▶ _Problem details_:
Scan the data below for the string "vòng". Show every line where it turns up.
Start of Provided records
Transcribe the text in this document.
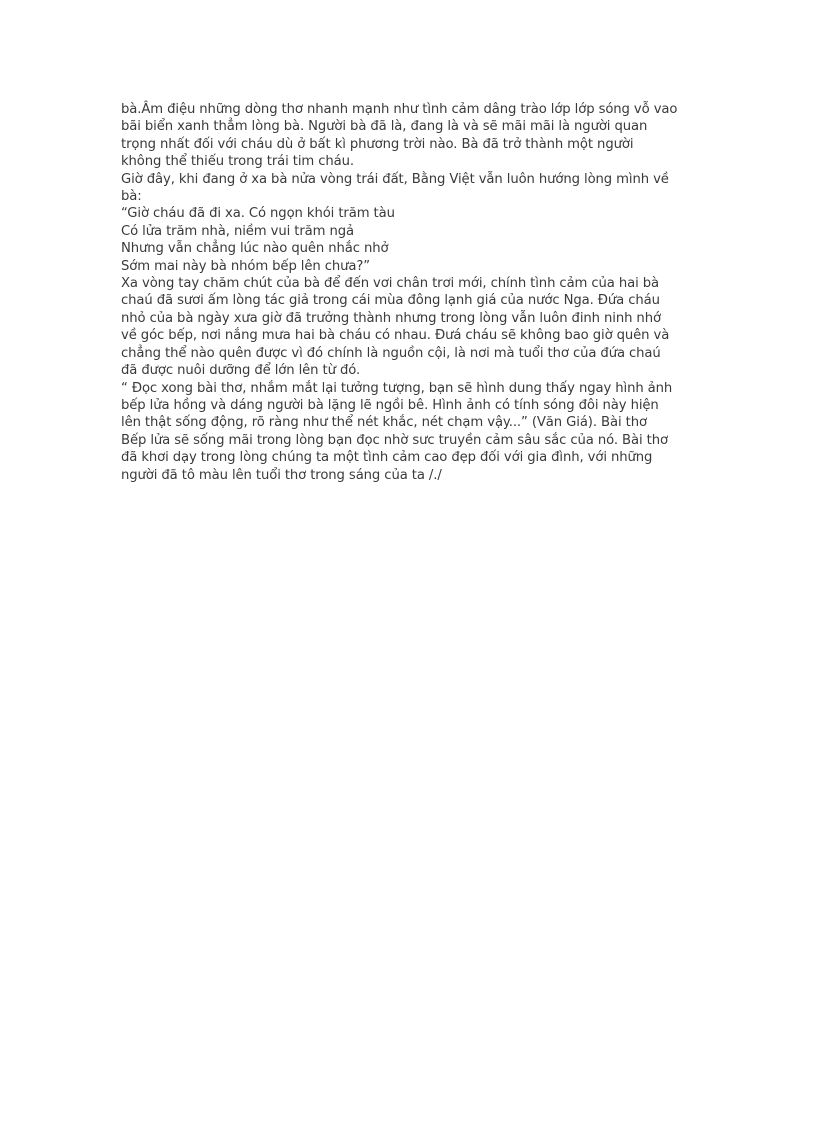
bà.Âm điệu những dòng thơ nhanh mạnh như tình cảm dâng trào lớp lớp sóng vỗ vao
bãi biển xanh thẳm lòng bà. Người bà đã là, đang là và sẽ mãi mãi là người quan
trọng nhất đối với cháu dù ở bất kì phương trời nào. Bà đã trở thành một người
không thể thiếu trong trái tim cháu.
Giờ đây, khi đang ở xa bà nửa vòng trái đất, Bằng Việt vẫn luôn hướng lòng mình về
bà:
“Giờ cháu đã đi xa. Có ngọn khói trăm tàu
Có lửa trăm nhà, niềm vui trăm ngả
Nhưng vẫn chẳng lúc nào quên nhắc nhở
Sớm mai này bà nhóm bếp lên chưa?”
Xa vòng tay chăm chút của bà để đến vơi chân trơi mới, chính tình cảm của hai bà
chaú đã sươi ấm lòng tác giả trong cái mùa đông lạnh giá của nước Nga. Đứa cháu
nhỏ của bà ngày xưa giờ đã trưởng thành nhưng trong lòng vẫn luôn đinh ninh nhớ
về góc bếp, nơi nắng mưa hai bà cháu có nhau. Đưá cháu sẽ không bao giờ quên và
chẳng thể nào quên được vì đó chính là nguồn cội, là nơi mà tuổi thơ của đứa chaú
đã được nuôi dưỡng để lớn lên từ đó.
“ Đọc xong bài thơ, nhắm mắt lại tưởng tượng, bạn sẽ hình dung thấy ngay hình ảnh
bếp lửa hồng và dáng người bà lặng lẽ ngồi bê. Hình ảnh có tính sóng đôi này hiện
lên thật sống động, rõ ràng như thể nét khắc, nét chạm vậy...” (Văn Giá). Bài thơ
Bếp lửa sẽ sống mãi trong lòng bạn đọc nhờ sưc truyền cảm sâu sắc của nó. Bài thơ
đã khơi dạy trong lòng chúng ta một tình cảm cao đẹp đối với gia đình, với những
người đã tô màu lên tuổi thơ trong sáng của ta /./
End of Provided records
▶ _Written solution_:
Giờ đây, khi đang ở xa bà nửa vòng trái đất, Bằng Việt vẫn luôn hướng lòng mình về
Xa vòng tay chăm chút của bà để đến vơi chân trơi mới, chính tình cảm của hai bà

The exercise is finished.